Tasks to complete:
**a.** Repeat part of the obituary word for word, beginning at the words "By Susan Morse" and stopping after "Saturday, Aug. 30.".
**b.** Sum up the obituary in two sentences.
**c.** Using the obituary, answer yes or no to each statement and quote the words that decide it: (i) The family sold the hotel in 2006. (ii) Norman Grandmaison bought the Ashworth by himself. (iii) John Grandmaison was Norman's son.

Reading passage:
** Start **

Former Ashworth Owner Dies at 79

By Susan Morse

Hampton Union, Tuesday, September 2, 2008

[The following article is courtesy of the Hampton Union and Seacoast Online.]

HAMPTON — The Seacoast is remembering and honoring a Hampton Beach icon, Norman Louis Grandmaison.

Grandmaison, 79, former owner of the Ashworth by the Sea Hotel, died Saturday, Aug. 30.

Norman and his brother Paul bought the Ashworth in 1953 and through decades of ownership, oversaw the expansion of the hotel and introduced alcohol to the menu. The family sold the hotel in May 2006.

“He grew up in Hampton and Hampton Beach, he had a great love for the community,” said nephew and business partner John Grandmaison. “He always tried to optimize the future and do his best for the beach. He supported projects down there, he was a cheerleader for various people there. He was known for his sense of humor and always addressing everything with a positive outlook.”

** End **

Material supplied:
** Start **

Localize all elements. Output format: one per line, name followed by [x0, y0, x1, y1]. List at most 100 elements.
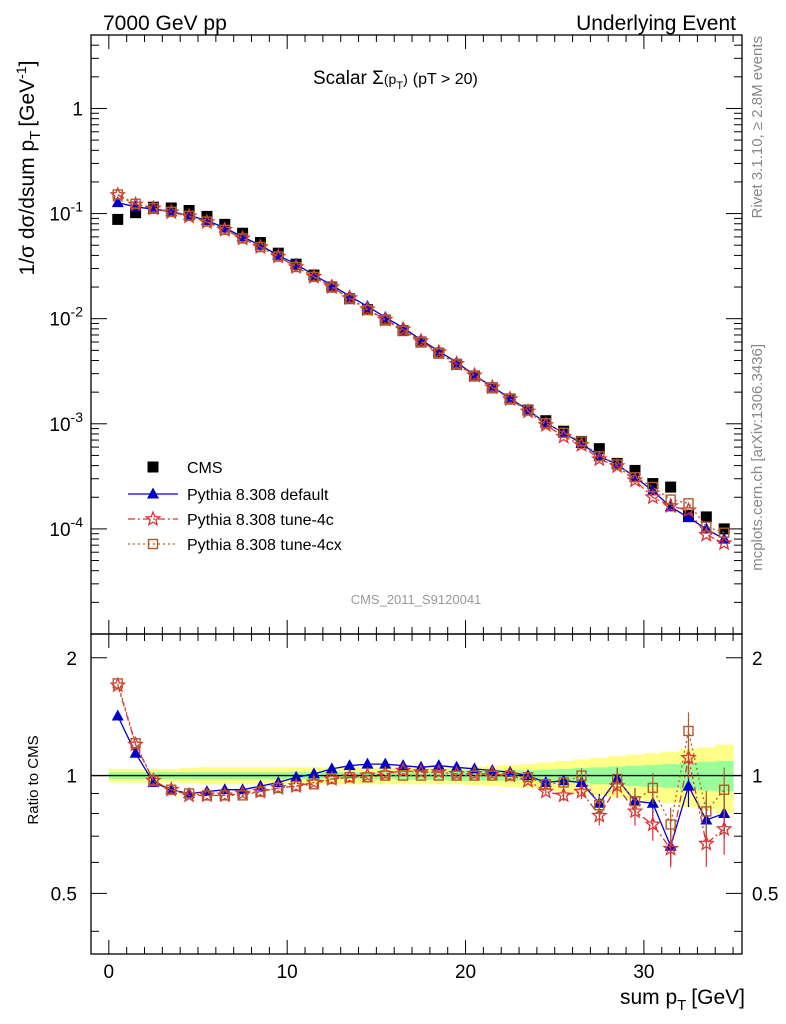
data-point	[647, 481, 659, 493]
ratio-point	[433, 770, 444, 781]
data-point	[255, 241, 266, 253]
legend-entry: Pythia 8.308 default	[128, 487, 329, 504]
chart-title: Scalar Σ(pT) (pT > 20)	[313, 68, 478, 92]
ratio-point	[486, 764, 499, 776]
ratio-point	[290, 770, 303, 782]
ratio-point	[451, 770, 462, 781]
ratio-point	[662, 839, 680, 856]
data-point	[451, 359, 462, 370]
ratio-point	[130, 737, 141, 749]
x-tick-label: 30	[633, 962, 654, 983]
ratio-point	[469, 770, 480, 781]
ratio-point	[558, 777, 569, 788]
ratio-tick-label-left: 0.5	[51, 884, 77, 905]
legend-marker	[147, 461, 159, 473]
ratio-point	[629, 796, 641, 807]
ratio-point	[343, 759, 356, 771]
ratio-point	[573, 782, 590, 799]
data-point	[644, 488, 662, 505]
ratio-tick-label-left: 2	[66, 649, 77, 670]
legend-entry: Pythia 8.308 tune-4cx	[128, 537, 342, 554]
data-point	[469, 370, 480, 382]
data-point	[325, 278, 338, 290]
ratio-point	[591, 806, 608, 823]
data-point	[665, 481, 677, 493]
data-point	[698, 525, 715, 542]
ratio-point	[201, 790, 213, 801]
ratio-tick-label-right: 1	[752, 767, 763, 788]
y-tick-label: 1	[72, 99, 83, 120]
ratio-point	[701, 806, 712, 817]
ratio-point	[594, 800, 605, 811]
ratio-series-2	[112, 678, 730, 844]
header-right: Underlying Event	[576, 12, 736, 35]
y-tick-label: 10-3	[49, 409, 83, 436]
mcplots-reference-text: mcplots.cern.ch [arXiv:1306.3436]	[749, 344, 766, 571]
data-point	[576, 436, 587, 447]
legend-label: Pythia 8.308 tune-4cx	[187, 537, 342, 554]
legend-entry: CMS	[147, 460, 223, 477]
data-point	[112, 213, 124, 225]
ratio-point	[487, 770, 498, 781]
ratio-point	[682, 779, 695, 791]
legend-label: Pythia 8.308 tune-4c	[187, 512, 334, 529]
data-point	[718, 527, 730, 538]
ratio-point	[273, 782, 284, 794]
data-point	[290, 261, 302, 273]
ratio-point	[379, 757, 392, 769]
x-axis-label: sum pT [GeV]	[620, 986, 745, 1014]
ratio-point	[683, 725, 694, 737]
ratio-point	[522, 772, 534, 783]
main-plot-series	[109, 186, 733, 551]
x-tick-label: 0	[104, 962, 115, 983]
ratio-point	[308, 779, 320, 790]
ratio-tick-label-left: 1	[66, 767, 77, 788]
ratio-point	[718, 784, 730, 795]
ratio-point	[397, 770, 409, 781]
ratio-line	[117, 683, 725, 827]
data-point	[218, 221, 231, 233]
data-point	[130, 207, 142, 219]
ratio-point	[698, 834, 715, 851]
data-point	[308, 271, 320, 283]
legend-label: CMS	[187, 460, 223, 477]
data-point	[433, 347, 444, 359]
data-point	[130, 198, 141, 209]
data-point	[504, 393, 516, 405]
data-point	[522, 405, 534, 416]
data-point	[380, 314, 391, 326]
legend-marker	[147, 538, 159, 550]
ratio-point	[255, 786, 266, 797]
data-point	[683, 498, 694, 509]
ratio-tick-label-right: 0.5	[752, 884, 778, 905]
ratio-point	[576, 770, 587, 781]
data-point	[112, 189, 123, 200]
ratio-point	[394, 761, 412, 778]
data-point	[701, 521, 712, 532]
x-tick-label: 10	[277, 962, 298, 983]
ratio-tick-label-right: 2	[752, 649, 763, 670]
legend-marker	[147, 487, 159, 499]
data-point	[362, 304, 373, 316]
ratio-point	[415, 770, 427, 781]
data-point	[611, 459, 623, 470]
ratio-point	[715, 820, 733, 837]
ratio-point	[112, 678, 123, 689]
ratio-point	[611, 773, 623, 785]
ratio-point	[326, 773, 337, 785]
ratio-point	[219, 790, 230, 801]
ratio-y-axis-label: Ratio to CMS	[25, 735, 42, 824]
ratio-point	[665, 819, 676, 830]
data-point	[201, 216, 213, 227]
ratio-point	[504, 770, 516, 781]
legend-label: Pythia 8.308 default	[187, 487, 329, 504]
data-point	[183, 210, 195, 222]
ratio-point	[111, 709, 124, 721]
data-point	[237, 233, 248, 244]
header-left: 7000 GeV pp	[103, 12, 227, 35]
data-point	[254, 238, 267, 250]
analysis-watermark: CMS_2011_S9120041	[351, 592, 482, 607]
data-point	[307, 268, 320, 280]
ratio-frame	[90, 633, 743, 955]
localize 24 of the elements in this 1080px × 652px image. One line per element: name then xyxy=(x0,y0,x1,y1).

** End **

Answer list:
**a.**
By Susan Morse

Hampton Union, Tuesday, September 2, 2008

[The following article is courtesy of the Hampton Union and Seacoast Online.]

HAMPTON — The Seacoast is remembering and honoring a Hampton Beach icon, Norman Louis Grandmaison.

Grandmaison, 79, former owner of the Ashworth by the Sea Hotel, died Saturday, Aug. 30.

**b.** Norman Louis Grandmaison, 79, the former owner of the Ashworth by the Sea Hotel, died on Saturday, Aug. 30. He and his brother Paul bought the Ashworth in 1953, oversaw its expansion and introduced alcohol to the menu, and the family sold the hotel in May 2006.

**c.**
(i) Yes: "The family sold the hotel in May 2006."
(ii) No: "Norman and his brother Paul bought the Ashworth in 1953"
(iii) No: "said nephew and business partner John Grandmaison"